What is expected:
Take every line from the listing below that contains "screenshot".

** Begin Records for this exercise **

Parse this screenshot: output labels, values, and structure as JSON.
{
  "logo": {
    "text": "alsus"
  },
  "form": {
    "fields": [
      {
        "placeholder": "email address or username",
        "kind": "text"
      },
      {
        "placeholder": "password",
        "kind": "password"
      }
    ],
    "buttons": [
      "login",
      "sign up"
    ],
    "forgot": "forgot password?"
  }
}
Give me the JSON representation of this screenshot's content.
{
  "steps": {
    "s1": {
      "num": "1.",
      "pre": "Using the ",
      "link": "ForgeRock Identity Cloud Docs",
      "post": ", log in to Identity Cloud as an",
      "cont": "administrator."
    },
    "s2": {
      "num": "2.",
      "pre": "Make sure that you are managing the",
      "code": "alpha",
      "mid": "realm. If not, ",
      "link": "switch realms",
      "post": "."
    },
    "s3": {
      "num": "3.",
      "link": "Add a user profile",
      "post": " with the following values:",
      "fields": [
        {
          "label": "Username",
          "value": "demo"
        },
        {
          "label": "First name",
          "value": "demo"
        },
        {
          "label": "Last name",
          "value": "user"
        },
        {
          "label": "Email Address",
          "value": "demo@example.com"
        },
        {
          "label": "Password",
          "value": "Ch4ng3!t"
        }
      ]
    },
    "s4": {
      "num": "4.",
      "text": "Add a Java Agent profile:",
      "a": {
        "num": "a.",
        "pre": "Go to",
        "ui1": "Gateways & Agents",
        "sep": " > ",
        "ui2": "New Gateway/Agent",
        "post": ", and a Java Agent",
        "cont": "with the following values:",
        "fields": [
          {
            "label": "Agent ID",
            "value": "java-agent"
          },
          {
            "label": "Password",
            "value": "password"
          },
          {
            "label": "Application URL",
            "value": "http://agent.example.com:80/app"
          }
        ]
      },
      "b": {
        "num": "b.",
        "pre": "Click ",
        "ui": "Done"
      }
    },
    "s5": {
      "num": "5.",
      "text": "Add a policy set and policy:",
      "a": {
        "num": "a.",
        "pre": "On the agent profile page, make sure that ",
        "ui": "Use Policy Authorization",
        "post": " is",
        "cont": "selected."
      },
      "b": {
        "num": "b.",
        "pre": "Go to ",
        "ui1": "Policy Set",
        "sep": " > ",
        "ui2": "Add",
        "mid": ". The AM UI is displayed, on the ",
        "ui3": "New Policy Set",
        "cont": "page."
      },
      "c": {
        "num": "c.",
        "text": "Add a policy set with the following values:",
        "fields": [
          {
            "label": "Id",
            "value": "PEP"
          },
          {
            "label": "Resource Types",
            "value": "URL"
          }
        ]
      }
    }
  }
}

** End Records for this exercise **

Result of the task:
Parse this screenshot: output labels, values, and structure as JSON.
Give me the JSON representation of this screenshot's content.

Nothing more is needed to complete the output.